_DATA PROVIDED:_
◇ ◇ ◇ ◇

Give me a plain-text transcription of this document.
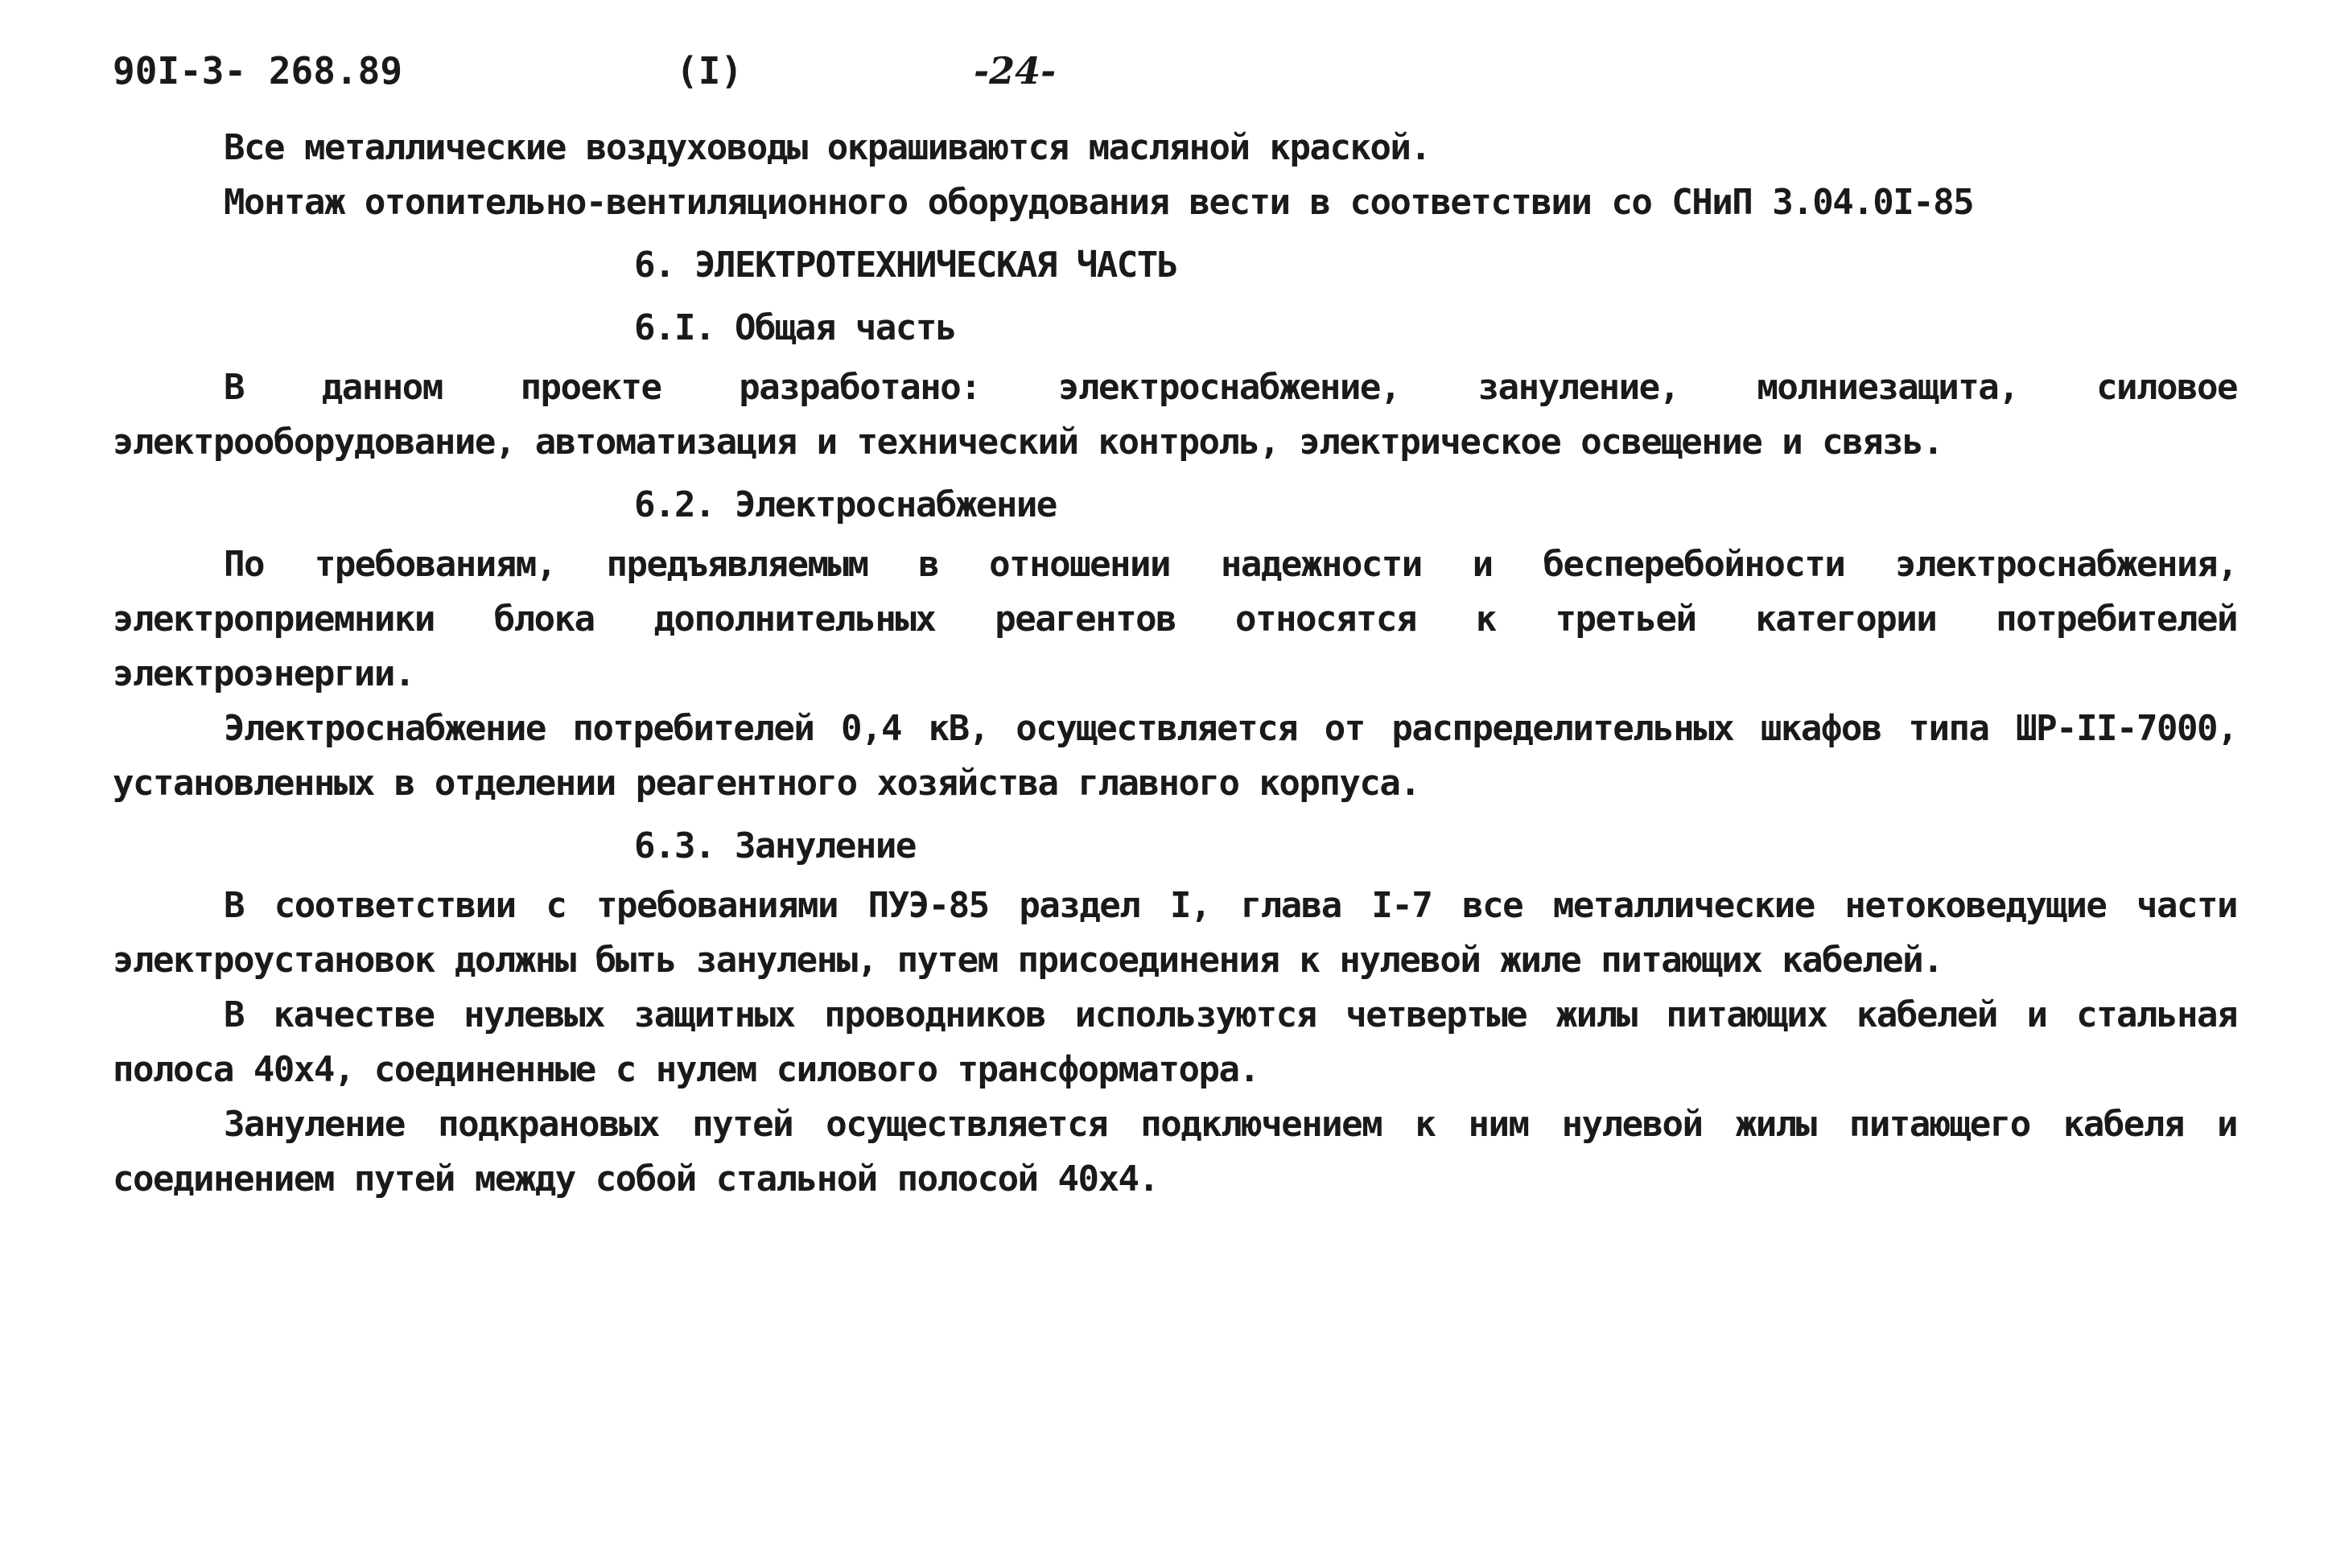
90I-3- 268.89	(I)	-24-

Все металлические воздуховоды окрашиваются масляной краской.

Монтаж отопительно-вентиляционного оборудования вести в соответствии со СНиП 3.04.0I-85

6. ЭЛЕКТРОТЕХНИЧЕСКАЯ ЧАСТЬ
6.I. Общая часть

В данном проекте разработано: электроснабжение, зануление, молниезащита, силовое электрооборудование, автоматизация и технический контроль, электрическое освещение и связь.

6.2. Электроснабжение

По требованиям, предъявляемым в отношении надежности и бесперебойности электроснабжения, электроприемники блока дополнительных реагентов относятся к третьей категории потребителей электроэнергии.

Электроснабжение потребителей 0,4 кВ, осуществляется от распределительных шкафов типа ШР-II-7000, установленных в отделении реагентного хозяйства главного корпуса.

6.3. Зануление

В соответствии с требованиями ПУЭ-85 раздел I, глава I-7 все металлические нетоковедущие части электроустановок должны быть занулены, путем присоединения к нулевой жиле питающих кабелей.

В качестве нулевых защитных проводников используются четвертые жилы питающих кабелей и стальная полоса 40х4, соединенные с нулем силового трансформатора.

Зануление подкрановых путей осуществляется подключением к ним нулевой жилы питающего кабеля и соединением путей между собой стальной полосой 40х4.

◇ ◇ ◇ ◇

_TO DO:_
Reproduce all of the material exactly, apart from the pictures.

_TASK RESPONSE:_
Give me a plain-text transcription of this document.
90I-3- 268.89	(I)	-24-

Все металлические воздуховоды окрашиваются масляной краской.

Монтаж отопительно-вентиляционного оборудования вести в соответствии со СНиП 3.04.0I-85

6. ЭЛЕКТРОТЕХНИЧЕСКАЯ ЧАСТЬ
6.I. Общая часть

В данном проекте разработано: электроснабжение, зануление, молниезащита, силовое электрооборудование, автоматизация и технический контроль, электрическое освещение и связь.

6.2. Электроснабжение

По требованиям, предъявляемым в отношении надежности и бесперебойности электроснабжения, электроприемники блока дополнительных реагентов относятся к третьей категории потребителей электроэнергии.

Электроснабжение потребителей 0,4 кВ, осуществляется от распределительных шкафов типа ШР-II-7000, установленных в отделении реагентного хозяйства главного корпуса.

6.3. Зануление

В соответствии с требованиями ПУЭ-85 раздел I, глава I-7 все металлические нетоковедущие части электроустановок должны быть занулены, путем присоединения к нулевой жиле питающих кабелей.

В качестве нулевых защитных проводников используются четвертые жилы питающих кабелей и стальная полоса 40х4, соединенные с нулем силового трансформатора.

Зануление подкрановых путей осуществляется подключением к ним нулевой жилы питающего кабеля и соединением путей между собой стальной полосой 40х4.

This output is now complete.